TASK OBJECTIVE ▸ Take each line containing the word "marker" and copy it.

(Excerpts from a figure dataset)

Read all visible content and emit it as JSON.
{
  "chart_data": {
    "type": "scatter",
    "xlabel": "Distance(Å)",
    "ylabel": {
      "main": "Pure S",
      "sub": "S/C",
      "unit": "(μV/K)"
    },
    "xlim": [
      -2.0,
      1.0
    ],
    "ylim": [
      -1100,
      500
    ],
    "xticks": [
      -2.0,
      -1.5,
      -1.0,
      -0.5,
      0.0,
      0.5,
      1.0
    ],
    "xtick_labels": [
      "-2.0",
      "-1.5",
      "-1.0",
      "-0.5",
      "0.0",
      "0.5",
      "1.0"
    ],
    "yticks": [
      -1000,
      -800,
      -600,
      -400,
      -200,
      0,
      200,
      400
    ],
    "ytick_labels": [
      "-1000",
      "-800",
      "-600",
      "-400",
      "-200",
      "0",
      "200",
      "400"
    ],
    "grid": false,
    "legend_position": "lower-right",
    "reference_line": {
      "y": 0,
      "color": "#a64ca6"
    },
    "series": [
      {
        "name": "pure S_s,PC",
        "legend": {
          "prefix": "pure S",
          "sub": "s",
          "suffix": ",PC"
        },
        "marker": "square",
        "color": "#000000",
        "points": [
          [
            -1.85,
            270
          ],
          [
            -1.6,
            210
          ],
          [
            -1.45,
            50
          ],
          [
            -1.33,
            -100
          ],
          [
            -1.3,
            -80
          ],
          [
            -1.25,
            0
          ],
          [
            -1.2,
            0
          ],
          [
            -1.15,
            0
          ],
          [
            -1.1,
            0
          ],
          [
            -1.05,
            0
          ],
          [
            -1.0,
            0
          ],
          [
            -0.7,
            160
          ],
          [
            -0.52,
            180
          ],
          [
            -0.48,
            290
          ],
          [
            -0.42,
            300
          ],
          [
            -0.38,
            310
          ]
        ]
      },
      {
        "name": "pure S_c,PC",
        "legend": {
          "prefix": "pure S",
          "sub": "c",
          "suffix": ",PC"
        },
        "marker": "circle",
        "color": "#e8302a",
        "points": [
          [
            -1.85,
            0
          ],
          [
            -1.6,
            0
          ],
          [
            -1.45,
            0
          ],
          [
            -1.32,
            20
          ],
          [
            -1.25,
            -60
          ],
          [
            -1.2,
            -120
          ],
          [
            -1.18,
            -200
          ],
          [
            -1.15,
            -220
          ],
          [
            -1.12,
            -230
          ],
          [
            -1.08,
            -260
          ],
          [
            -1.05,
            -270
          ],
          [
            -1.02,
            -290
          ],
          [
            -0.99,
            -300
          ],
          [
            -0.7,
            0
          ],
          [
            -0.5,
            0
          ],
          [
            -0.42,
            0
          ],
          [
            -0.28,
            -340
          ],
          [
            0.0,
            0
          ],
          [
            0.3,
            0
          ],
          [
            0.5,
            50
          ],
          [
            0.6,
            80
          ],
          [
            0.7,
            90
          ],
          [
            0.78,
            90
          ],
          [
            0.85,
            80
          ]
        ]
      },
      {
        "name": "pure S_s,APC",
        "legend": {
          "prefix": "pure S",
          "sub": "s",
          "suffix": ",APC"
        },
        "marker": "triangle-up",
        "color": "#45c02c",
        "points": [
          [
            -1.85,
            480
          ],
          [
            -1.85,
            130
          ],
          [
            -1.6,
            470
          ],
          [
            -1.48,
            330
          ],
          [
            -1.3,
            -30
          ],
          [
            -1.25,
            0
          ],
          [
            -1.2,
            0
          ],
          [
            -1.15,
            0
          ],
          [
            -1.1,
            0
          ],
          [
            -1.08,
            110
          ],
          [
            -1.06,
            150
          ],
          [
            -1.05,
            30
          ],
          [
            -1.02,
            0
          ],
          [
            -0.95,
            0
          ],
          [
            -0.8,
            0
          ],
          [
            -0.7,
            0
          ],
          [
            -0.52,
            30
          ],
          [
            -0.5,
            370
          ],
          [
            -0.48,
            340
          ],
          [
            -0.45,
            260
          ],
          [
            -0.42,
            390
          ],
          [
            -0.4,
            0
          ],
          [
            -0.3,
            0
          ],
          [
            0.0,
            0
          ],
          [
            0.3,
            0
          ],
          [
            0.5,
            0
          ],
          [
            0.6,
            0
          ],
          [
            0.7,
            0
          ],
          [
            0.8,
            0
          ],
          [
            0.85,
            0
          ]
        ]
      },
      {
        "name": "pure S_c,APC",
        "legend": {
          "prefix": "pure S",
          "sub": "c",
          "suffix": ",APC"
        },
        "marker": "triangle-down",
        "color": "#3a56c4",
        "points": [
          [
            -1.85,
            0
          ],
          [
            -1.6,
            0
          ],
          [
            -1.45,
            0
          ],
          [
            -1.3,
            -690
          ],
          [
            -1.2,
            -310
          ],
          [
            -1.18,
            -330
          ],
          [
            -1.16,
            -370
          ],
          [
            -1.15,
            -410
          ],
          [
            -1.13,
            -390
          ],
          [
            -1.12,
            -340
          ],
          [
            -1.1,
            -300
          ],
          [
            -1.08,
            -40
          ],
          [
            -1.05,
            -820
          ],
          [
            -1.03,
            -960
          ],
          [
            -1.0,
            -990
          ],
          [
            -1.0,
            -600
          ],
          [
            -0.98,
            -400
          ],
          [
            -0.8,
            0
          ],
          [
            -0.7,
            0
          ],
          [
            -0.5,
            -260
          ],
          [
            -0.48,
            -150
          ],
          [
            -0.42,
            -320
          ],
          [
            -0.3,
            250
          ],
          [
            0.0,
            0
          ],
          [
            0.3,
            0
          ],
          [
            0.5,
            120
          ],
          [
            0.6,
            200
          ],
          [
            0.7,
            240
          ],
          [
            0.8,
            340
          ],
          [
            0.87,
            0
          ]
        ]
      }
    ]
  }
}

RESPONSE TO THE TASK ▸
        "marker": "square",
        "marker": "circle",
        "marker": "triangle-up",
        "marker": "triangle-down",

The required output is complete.